• **Task requirements**
Copy the lines below without changes, from the start of the records through the line that contains "issued-date: Issued: 09/06/2025", including both of those lines.

Dataset records:
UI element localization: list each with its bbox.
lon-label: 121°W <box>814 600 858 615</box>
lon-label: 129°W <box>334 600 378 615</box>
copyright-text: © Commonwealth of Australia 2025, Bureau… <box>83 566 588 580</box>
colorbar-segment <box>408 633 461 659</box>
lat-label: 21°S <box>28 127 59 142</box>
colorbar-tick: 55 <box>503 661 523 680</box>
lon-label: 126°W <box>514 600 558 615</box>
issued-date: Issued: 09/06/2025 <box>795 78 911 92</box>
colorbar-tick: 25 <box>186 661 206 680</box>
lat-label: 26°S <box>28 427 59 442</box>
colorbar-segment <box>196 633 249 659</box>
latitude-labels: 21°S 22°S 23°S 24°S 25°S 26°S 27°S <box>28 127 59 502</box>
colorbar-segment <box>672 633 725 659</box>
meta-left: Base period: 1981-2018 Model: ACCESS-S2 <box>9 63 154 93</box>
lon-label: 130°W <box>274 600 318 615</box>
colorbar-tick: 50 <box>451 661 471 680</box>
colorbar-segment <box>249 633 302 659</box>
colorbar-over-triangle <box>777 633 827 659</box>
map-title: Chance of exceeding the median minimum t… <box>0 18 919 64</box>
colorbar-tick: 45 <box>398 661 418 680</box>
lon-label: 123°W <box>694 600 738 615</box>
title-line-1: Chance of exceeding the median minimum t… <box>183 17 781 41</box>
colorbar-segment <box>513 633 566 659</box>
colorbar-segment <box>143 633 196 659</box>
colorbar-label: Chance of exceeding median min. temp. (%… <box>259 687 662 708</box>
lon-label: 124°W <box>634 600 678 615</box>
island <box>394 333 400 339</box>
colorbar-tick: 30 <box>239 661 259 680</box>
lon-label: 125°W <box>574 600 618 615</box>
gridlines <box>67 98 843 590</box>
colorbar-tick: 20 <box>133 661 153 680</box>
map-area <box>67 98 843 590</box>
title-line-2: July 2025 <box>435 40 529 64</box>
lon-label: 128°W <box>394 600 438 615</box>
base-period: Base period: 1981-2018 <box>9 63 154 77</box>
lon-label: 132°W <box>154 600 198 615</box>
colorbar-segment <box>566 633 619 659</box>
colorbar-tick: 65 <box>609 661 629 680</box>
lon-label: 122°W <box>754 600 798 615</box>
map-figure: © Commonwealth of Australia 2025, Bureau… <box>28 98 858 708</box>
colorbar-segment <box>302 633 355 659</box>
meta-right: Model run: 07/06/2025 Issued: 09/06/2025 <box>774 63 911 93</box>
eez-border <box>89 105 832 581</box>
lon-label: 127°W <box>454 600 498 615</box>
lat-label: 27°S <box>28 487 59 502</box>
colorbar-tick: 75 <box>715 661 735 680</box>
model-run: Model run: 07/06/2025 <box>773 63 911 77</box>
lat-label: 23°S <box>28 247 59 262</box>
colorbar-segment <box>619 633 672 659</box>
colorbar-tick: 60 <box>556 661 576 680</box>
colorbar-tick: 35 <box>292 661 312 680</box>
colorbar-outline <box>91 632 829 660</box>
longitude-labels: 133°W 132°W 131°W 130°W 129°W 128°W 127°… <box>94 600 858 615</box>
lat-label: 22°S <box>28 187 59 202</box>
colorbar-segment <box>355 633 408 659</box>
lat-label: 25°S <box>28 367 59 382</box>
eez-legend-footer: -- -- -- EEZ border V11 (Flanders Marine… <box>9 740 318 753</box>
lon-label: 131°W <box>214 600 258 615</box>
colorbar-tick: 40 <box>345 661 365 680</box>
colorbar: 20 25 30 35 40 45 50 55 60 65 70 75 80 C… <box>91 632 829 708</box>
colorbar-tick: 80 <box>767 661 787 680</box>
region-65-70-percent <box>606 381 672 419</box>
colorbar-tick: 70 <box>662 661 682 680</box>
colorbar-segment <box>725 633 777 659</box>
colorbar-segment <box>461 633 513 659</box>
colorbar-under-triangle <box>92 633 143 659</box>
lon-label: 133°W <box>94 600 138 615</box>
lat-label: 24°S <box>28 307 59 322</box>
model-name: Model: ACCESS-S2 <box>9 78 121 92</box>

• **Answer below**
UI element localization: list each with its bbox.
lon-label: 121°W <box>814 600 858 615</box>
lon-label: 129°W <box>334 600 378 615</box>
copyright-text: © Commonwealth of Australia 2025, Bureau… <box>83 566 588 580</box>
colorbar-segment <box>408 633 461 659</box>
lat-label: 21°S <box>28 127 59 142</box>
colorbar-tick: 55 <box>503 661 523 680</box>
lon-label: 126°W <box>514 600 558 615</box>
issued-date: Issued: 09/06/2025 <box>795 78 911 92</box>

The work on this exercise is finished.